## PASSAGE PROVIDED
· · · ·

The high cost of remote working – Telegraph.co.uk

The dossier of evidence submitted to MPs by the whistleblower Raphael Marshall paints an extraordinary picture of institutional chaos at the Foreign Office at the height of the flight from Afghanistan. While British troops were risking their lives on the ground in Kabul and the ambassador, Sir Laurie Bristow, remained behind to process visa applications, Mr Marshall says that employees back in the UK were not expected to work any more than eight hours a day, in the middle of one of the greatest foreign policy disasters of the past 50 years.

Moreover, Mr Marshall contends that staff shortages were exacerbated by communication problems caused by home-working, with a commitment to work-life balance hampering organisational effectiveness. The system for processing refugees descended into disarray and emails to the Foreign Office inbox were left unread. Some of those unable to escape Kabul were almost certainly killed by the Taliban.

The former foreign secretary Dominic Raab has called Mr Marshall a junior member of staff who did not have a full grasp of the situation. That the Foreign Office was afflicted by organisational confusion, however, seems incontrovertible. Why else was the Army brought in to help? But it is senior mandarins, not just ministers, who need to take responsibility for what, above all, appear to be alarming failures of management.

· · · ·

Records from a collection:
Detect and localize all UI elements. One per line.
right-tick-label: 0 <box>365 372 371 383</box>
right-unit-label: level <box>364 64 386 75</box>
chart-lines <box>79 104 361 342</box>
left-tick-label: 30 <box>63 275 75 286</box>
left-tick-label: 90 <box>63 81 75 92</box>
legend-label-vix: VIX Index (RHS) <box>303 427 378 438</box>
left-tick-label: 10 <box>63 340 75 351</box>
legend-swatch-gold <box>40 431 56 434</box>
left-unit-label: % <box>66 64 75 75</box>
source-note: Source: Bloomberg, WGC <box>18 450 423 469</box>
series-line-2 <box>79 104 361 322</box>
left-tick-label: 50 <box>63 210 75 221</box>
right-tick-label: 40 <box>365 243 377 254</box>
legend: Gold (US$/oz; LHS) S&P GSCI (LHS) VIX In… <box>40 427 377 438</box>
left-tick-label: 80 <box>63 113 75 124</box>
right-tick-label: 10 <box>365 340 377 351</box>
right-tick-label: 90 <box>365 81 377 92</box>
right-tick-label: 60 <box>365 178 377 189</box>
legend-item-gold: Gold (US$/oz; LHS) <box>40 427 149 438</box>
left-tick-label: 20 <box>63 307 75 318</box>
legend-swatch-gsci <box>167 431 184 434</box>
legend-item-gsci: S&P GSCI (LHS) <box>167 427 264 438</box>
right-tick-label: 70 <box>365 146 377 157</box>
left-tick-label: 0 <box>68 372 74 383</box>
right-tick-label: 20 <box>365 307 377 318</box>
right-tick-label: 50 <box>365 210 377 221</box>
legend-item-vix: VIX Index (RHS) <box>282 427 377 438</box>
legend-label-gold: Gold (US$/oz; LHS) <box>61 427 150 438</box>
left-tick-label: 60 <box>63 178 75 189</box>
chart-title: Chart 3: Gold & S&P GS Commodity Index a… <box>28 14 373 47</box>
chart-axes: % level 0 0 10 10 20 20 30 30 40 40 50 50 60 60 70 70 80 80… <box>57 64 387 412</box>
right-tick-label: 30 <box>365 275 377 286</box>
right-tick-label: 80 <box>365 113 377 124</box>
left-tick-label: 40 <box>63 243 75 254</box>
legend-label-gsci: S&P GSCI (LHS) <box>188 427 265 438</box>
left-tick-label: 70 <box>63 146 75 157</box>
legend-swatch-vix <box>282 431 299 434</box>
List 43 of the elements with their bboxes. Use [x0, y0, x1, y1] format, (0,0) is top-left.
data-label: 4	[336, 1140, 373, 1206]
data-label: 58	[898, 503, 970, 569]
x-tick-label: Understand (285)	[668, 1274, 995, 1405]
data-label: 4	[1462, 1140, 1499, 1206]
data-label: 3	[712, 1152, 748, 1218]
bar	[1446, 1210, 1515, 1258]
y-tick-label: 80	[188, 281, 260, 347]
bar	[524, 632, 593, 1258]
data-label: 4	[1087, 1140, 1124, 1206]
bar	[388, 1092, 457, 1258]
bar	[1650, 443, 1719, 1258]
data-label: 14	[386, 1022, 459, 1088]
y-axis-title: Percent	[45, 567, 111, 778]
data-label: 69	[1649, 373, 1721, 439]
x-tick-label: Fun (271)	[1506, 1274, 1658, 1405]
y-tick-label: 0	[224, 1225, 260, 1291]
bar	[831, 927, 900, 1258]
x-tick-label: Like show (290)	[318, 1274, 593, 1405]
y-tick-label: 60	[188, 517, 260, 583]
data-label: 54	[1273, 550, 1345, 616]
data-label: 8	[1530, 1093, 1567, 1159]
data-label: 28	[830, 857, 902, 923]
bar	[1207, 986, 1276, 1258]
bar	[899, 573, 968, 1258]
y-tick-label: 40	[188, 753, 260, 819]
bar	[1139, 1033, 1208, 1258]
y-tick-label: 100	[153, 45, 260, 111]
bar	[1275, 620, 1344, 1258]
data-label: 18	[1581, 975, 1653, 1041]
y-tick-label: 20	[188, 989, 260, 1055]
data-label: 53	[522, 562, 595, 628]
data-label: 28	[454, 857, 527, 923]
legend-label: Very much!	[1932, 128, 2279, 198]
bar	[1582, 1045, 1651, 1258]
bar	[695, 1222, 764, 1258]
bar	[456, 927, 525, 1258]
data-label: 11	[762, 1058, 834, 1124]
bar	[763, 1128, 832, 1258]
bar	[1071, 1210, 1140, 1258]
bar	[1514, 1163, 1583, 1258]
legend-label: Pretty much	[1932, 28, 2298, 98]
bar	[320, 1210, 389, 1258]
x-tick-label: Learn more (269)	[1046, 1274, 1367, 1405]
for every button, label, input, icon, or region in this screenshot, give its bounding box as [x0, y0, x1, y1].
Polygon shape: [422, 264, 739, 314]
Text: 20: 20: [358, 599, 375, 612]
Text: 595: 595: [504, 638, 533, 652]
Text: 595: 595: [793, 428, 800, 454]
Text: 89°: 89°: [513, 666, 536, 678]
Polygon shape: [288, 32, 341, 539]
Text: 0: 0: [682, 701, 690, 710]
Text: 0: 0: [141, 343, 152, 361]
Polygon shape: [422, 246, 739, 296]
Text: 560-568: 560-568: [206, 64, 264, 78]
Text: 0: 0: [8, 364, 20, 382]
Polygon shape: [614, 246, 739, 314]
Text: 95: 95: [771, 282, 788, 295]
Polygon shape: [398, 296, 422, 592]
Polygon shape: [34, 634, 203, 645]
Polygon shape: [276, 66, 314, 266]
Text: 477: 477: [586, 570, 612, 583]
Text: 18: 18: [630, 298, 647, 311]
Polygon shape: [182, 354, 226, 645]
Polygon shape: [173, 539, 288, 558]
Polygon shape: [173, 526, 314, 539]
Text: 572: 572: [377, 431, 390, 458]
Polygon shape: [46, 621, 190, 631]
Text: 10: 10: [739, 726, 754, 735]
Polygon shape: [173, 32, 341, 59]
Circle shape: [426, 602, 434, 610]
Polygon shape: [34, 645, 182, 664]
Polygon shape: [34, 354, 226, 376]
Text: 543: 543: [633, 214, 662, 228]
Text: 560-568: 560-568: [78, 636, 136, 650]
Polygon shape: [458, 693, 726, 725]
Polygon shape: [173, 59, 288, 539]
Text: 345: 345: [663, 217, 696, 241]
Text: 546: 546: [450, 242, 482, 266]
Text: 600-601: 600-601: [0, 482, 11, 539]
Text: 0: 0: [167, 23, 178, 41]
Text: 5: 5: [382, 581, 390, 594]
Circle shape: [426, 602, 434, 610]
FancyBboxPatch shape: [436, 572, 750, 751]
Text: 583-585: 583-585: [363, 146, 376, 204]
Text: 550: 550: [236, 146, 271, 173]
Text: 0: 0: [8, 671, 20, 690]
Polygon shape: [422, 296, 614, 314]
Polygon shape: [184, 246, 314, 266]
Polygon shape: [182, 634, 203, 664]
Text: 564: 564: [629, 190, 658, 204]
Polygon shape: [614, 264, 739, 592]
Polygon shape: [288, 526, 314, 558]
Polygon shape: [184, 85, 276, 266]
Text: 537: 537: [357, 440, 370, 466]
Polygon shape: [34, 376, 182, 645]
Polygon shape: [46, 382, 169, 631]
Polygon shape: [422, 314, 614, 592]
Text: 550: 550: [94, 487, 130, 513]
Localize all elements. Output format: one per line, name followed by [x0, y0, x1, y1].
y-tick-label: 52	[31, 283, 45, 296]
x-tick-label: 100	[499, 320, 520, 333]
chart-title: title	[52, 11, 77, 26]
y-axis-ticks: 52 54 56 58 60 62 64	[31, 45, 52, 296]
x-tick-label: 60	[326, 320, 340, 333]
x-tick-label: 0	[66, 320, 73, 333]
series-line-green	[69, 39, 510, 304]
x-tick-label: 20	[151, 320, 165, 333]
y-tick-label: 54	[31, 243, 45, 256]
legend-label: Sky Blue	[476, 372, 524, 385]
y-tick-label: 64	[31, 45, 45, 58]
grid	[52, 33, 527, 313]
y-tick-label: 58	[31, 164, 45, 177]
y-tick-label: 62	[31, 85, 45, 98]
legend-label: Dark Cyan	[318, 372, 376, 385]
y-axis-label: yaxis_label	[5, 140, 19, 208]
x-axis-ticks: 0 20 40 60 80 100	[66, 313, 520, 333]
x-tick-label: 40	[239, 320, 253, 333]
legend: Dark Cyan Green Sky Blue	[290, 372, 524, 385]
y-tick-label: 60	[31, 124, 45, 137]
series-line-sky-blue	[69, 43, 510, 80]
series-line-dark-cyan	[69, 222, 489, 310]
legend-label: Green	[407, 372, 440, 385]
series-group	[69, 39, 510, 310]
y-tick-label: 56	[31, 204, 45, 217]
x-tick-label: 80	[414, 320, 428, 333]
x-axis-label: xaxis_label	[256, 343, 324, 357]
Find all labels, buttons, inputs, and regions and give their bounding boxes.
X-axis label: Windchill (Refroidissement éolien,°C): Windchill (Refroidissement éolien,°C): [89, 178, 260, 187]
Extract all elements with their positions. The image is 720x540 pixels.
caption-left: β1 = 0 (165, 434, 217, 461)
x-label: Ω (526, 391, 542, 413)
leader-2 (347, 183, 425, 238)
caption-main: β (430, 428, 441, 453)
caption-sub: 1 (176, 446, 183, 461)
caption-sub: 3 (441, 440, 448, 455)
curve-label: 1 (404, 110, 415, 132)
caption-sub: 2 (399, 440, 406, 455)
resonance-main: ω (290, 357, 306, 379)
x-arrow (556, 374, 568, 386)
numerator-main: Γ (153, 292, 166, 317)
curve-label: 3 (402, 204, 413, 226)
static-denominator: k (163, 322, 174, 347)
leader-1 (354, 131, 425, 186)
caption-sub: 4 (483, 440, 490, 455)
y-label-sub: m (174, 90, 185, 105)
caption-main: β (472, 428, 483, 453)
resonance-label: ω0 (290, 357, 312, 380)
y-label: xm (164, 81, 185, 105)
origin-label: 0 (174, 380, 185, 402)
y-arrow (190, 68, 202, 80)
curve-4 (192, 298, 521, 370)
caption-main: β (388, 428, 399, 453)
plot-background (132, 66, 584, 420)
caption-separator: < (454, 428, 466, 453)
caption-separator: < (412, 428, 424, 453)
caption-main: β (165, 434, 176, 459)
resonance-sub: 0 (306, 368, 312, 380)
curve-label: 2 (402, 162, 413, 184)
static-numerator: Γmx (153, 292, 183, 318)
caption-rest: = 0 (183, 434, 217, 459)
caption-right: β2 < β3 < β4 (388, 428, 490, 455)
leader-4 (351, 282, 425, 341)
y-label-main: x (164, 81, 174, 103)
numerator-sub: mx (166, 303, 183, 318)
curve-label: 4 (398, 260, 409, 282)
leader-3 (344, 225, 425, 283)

· · · ·

## PROBLEM SET
a) Name every person the article on the cost of remote working identifies by name.
b) Write the next part of the article on the cost of remote working, picking up after its final sentence.

## RESULTS FOR EACH TASK
a) Raphael Marshall, Sir Laurie Bristow, Dominic Raab

b)
In the case of home-working, for months it has been clear that, although some employees may feel that they benefit from the arrangements, the costs can be enormous in terms of organisational coherence. Across the public sector, despite record government spending, the service provided to the public has been poor.

Now there are indications that home-working will be required again for the rest of the economy in order to curb the spread of the omicron variant. Suffice to say, this would be a mistake. Proponents talk about it as if it were a minor matter, but as many companies will attest, the result can be progressively declining productivity and poor morale – particularly among younger workers. It would also devastate city centres that have only just begun to recover from previous lockdowns.

If we are to learn to live with Covid, swathes of human activity cannot be shut down just because a new variant has arisen. There is a case for caution, but it has to be proportionate.